** start **
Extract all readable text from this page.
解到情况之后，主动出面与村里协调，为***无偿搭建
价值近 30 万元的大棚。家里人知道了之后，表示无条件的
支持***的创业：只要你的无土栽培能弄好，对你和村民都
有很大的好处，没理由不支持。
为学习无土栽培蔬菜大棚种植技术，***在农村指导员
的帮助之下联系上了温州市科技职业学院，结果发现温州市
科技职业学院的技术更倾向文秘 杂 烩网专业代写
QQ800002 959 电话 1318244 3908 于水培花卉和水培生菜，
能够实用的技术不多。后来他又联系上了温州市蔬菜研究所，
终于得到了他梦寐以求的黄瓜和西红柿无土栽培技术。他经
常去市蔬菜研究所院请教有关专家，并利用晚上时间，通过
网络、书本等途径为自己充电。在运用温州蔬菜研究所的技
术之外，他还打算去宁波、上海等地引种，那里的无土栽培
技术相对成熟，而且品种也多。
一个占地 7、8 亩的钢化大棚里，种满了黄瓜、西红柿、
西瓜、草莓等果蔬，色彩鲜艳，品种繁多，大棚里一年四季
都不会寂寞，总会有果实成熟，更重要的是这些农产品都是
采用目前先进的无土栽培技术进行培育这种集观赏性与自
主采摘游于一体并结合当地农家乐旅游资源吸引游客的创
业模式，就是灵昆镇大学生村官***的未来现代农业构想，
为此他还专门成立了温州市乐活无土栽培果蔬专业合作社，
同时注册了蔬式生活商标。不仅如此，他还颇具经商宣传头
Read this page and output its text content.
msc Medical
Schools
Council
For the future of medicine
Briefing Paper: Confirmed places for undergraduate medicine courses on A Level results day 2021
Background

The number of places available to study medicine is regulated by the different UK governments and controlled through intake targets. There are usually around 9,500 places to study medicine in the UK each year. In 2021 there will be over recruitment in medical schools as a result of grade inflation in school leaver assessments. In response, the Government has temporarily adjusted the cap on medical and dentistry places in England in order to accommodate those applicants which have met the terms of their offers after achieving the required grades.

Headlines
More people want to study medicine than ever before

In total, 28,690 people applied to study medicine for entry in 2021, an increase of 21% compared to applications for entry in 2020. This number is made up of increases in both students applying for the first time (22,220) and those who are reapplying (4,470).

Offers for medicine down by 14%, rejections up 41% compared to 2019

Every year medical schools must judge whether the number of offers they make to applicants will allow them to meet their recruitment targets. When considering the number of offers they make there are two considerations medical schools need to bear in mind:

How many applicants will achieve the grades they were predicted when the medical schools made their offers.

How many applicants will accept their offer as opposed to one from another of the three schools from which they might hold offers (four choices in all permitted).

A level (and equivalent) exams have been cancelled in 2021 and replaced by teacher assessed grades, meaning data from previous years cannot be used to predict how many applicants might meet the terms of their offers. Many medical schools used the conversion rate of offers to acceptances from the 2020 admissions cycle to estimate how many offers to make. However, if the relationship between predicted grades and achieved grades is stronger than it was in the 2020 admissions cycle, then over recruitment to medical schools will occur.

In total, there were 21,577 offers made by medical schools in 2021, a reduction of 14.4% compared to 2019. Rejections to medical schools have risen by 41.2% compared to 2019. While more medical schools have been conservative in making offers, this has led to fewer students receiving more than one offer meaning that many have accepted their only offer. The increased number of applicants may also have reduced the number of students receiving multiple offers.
** end **
## Job
Look through the entries above; copy each line where the string "people" appears.

## Answer
More people want to study medicine than ever before
In total, 28,690 people applied to study medicine for entry in 2021, an increase of 21% compared to applications for entry in 2020. This number is made up of increases in both students applying for the first time (22,220) and those who are reapplying (4,470).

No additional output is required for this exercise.